(Extracts from a graphics dataset)
* Begin *

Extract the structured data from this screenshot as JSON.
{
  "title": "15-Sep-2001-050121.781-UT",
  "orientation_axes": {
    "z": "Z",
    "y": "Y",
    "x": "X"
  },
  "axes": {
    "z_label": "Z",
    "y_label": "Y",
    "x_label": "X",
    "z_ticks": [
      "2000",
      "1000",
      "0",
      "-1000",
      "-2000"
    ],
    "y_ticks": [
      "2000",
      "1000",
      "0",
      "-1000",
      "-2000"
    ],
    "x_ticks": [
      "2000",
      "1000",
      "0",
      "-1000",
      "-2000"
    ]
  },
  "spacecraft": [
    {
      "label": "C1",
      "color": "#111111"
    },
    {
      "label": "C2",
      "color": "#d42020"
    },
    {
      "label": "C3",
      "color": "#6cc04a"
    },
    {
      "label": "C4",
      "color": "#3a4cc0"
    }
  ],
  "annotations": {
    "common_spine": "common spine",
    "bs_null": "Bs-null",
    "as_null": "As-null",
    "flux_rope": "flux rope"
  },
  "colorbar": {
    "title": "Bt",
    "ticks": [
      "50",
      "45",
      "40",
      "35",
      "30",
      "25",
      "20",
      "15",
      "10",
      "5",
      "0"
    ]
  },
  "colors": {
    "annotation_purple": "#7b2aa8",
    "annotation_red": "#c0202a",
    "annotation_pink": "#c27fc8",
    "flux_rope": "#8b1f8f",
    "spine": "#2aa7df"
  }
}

* End *

WHAT IS EXPECTED :: Transcribe every line of the data, exactly as it stands.

SOLVED EXERCISE ::
Extract the structured data from this screenshot as JSON.
{
  "title": "15-Sep-2001-050121.781-UT",
  "orientation_axes": {
    "z": "Z",
    "y": "Y",
    "x": "X"
  },
  "axes": {
    "z_label": "Z",
    "y_label": "Y",
    "x_label": "X",
    "z_ticks": [
      "2000",
      "1000",
      "0",
      "-1000",
      "-2000"
    ],
    "y_ticks": [
      "2000",
      "1000",
      "0",
      "-1000",
      "-2000"
    ],
    "x_ticks": [
      "2000",
      "1000",
      "0",
      "-1000",
      "-2000"
    ]
  },
  "spacecraft": [
    {
      "label": "C1",
      "color": "#111111"
    },
    {
      "label": "C2",
      "color": "#d42020"
    },
    {
      "label": "C3",
      "color": "#6cc04a"
    },
    {
      "label": "C4",
      "color": "#3a4cc0"
    }
  ],
  "annotations": {
    "common_spine": "common spine",
    "bs_null": "Bs-null",
    "as_null": "As-null",
    "flux_rope": "flux rope"
  },
  "colorbar": {
    "title": "Bt",
    "ticks": [
      "50",
      "45",
      "40",
      "35",
      "30",
      "25",
      "20",
      "15",
      "10",
      "5",
      "0"
    ]
  },
  "colors": {
    "annotation_purple": "#7b2aa8",
    "annotation_red": "#c0202a",
    "annotation_pink": "#c27fc8",
    "flux_rope": "#8b1f8f",
    "spine": "#2aa7df"
  }
}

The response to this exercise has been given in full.